OBJECTIVE: Restate every line of the material, word for word.

··· GIVEN INFORMATION ···

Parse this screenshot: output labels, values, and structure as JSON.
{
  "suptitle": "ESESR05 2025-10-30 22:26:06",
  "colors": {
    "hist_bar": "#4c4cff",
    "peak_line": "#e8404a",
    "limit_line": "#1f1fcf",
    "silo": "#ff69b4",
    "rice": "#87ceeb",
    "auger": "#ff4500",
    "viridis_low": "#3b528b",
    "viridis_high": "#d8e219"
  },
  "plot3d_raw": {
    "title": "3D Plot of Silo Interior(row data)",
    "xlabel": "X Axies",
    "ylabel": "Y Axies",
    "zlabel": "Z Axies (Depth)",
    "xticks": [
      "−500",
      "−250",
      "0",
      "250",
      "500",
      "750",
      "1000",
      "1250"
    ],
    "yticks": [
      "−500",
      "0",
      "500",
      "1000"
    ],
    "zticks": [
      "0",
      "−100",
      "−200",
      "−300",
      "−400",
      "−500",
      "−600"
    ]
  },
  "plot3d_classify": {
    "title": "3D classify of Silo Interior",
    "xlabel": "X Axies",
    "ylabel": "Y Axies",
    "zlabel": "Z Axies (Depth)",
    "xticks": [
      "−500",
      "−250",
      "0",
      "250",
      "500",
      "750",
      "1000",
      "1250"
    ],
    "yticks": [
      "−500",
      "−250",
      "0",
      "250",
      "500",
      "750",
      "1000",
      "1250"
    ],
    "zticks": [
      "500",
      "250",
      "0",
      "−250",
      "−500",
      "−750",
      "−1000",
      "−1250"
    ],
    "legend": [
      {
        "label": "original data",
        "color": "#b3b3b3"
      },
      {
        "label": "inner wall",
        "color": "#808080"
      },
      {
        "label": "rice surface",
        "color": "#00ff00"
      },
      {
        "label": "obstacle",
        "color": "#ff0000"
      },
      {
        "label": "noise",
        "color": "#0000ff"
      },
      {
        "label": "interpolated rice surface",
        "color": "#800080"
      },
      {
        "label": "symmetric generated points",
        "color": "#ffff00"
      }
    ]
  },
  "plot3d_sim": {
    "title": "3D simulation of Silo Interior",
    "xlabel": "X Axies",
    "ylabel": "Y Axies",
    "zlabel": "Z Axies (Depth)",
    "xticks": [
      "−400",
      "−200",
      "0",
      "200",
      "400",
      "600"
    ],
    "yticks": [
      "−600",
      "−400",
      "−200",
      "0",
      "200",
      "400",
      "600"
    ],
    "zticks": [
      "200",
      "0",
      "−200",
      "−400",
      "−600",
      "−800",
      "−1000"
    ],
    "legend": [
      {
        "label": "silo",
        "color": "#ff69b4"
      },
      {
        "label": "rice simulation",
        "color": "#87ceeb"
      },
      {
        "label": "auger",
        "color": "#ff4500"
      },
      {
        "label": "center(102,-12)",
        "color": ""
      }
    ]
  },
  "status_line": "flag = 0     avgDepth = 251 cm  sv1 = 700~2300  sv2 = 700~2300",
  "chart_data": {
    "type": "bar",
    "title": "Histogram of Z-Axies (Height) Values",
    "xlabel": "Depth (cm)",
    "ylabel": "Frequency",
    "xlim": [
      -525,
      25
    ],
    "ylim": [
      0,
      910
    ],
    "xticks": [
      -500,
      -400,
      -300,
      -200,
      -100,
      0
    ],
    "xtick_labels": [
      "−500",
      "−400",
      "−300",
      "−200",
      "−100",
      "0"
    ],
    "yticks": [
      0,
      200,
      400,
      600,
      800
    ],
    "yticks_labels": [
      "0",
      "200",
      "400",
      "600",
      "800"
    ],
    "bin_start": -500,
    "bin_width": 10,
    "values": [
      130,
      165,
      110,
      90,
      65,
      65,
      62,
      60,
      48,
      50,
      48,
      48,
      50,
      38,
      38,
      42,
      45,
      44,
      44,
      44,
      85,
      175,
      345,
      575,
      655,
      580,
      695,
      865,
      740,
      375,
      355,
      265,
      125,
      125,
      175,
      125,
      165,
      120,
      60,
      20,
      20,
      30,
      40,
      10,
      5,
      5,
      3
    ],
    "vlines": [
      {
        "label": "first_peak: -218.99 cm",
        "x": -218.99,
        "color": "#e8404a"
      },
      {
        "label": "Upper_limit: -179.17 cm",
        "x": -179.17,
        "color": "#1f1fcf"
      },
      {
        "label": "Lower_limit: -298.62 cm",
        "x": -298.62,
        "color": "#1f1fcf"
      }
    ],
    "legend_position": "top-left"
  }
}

···

THE OUTPUT:
Parse this screenshot: output labels, values, and structure as JSON.
{
  "suptitle": "ESESR05 2025-10-30 22:26:06",
  "colors": {
    "hist_bar": "#4c4cff",
    "peak_line": "#e8404a",
    "limit_line": "#1f1fcf",
    "silo": "#ff69b4",
    "rice": "#87ceeb",
    "auger": "#ff4500",
    "viridis_low": "#3b528b",
    "viridis_high": "#d8e219"
  },
  "plot3d_raw": {
    "title": "3D Plot of Silo Interior(row data)",
    "xlabel": "X Axies",
    "ylabel": "Y Axies",
    "zlabel": "Z Axies (Depth)",
    "xticks": [
      "−500",
      "−250",
      "0",
      "250",
      "500",
      "750",
      "1000",
      "1250"
    ],
    "yticks": [
      "−500",
      "0",
      "500",
      "1000"
    ],
    "zticks": [
      "0",
      "−100",
      "−200",
      "−300",
      "−400",
      "−500",
      "−600"
    ]
  },
  "plot3d_classify": {
    "title": "3D classify of Silo Interior",
    "xlabel": "X Axies",
    "ylabel": "Y Axies",
    "zlabel": "Z Axies (Depth)",
    "xticks": [
      "−500",
      "−250",
      "0",
      "250",
      "500",
      "750",
      "1000",
      "1250"
    ],
    "yticks": [
      "−500",
      "−250",
      "0",
      "250",
      "500",
      "750",
      "1000",
      "1250"
    ],
    "zticks": [
      "500",
      "250",
      "0",
      "−250",
      "−500",
      "−750",
      "−1000",
      "−1250"
    ],
    "legend": [
      {
        "label": "original data",
        "color": "#b3b3b3"
      },
      {
        "label": "inner wall",
        "color": "#808080"
      },
      {
        "label": "rice surface",
        "color": "#00ff00"
      },
      {
        "label": "obstacle",
        "color": "#ff0000"
      },
      {
        "label": "noise",
        "color": "#0000ff"
      },
      {
        "label": "interpolated rice surface",
        "color": "#800080"
      },
      {
        "label": "symmetric generated points",
        "color": "#ffff00"
      }
    ]
  },
  "plot3d_sim": {
    "title": "3D simulation of Silo Interior",
    "xlabel": "X Axies",
    "ylabel": "Y Axies",
    "zlabel": "Z Axies (Depth)",
    "xticks": [
      "−400",
      "−200",
      "0",
      "200",
      "400",
      "600"
    ],
    "yticks": [
      "−600",
      "−400",
      "−200",
      "0",
      "200",
      "400",
      "600"
    ],
    "zticks": [
      "200",
      "0",
      "−200",
      "−400",
      "−600",
      "−800",
      "−1000"
    ],
    "legend": [
      {
        "label": "silo",
        "color": "#ff69b4"
      },
      {
        "label": "rice simulation",
        "color": "#87ceeb"
      },
      {
        "label": "auger",
        "color": "#ff4500"
      },
      {
        "label": "center(102,-12)",
        "color": ""
      }
    ]
  },
  "status_line": "flag = 0     avgDepth = 251 cm  sv1 = 700~2300  sv2 = 700~2300",
  "chart_data": {
    "type": "bar",
    "title": "Histogram of Z-Axies (Height) Values",
    "xlabel": "Depth (cm)",
    "ylabel": "Frequency",
    "xlim": [
      -525,
      25
    ],
    "ylim": [
      0,
      910
    ],
    "xticks": [
      -500,
      -400,
      -300,
      -200,
      -100,
      0
    ],
    "xtick_labels": [
      "−500",
      "−400",
      "−300",
      "−200",
      "−100",
      "0"
    ],
    "yticks": [
      0,
      200,
      400,
      600,
      800
    ],
    "yticks_labels": [
      "0",
      "200",
      "400",
      "600",
      "800"
    ],
    "bin_start": -500,
    "bin_width": 10,
    "values": [
      130,
      165,
      110,
      90,
      65,
      65,
      62,
      60,
      48,
      50,
      48,
      48,
      50,
      38,
      38,
      42,
      45,
      44,
      44,
      44,
      85,
      175,
      345,
      575,
      655,
      580,
      695,
      865,
      740,
      375,
      355,
      265,
      125,
      125,
      175,
      125,
      165,
      120,
      60,
      20,
      20,
      30,
      40,
      10,
      5,
      5,
      3
    ],
    "vlines": [
      {
        "label": "first_peak: -218.99 cm",
        "x": -218.99,
        "color": "#e8404a"
      },
      {
        "label": "Upper_limit: -179.17 cm",
        "x": -179.17,
        "color": "#1f1fcf"
      },
      {
        "label": "Lower_limit: -298.62 cm",
        "x": -298.62,
        "color": "#1f1fcf"
      }
    ],
    "legend_position": "top-left"
  }
}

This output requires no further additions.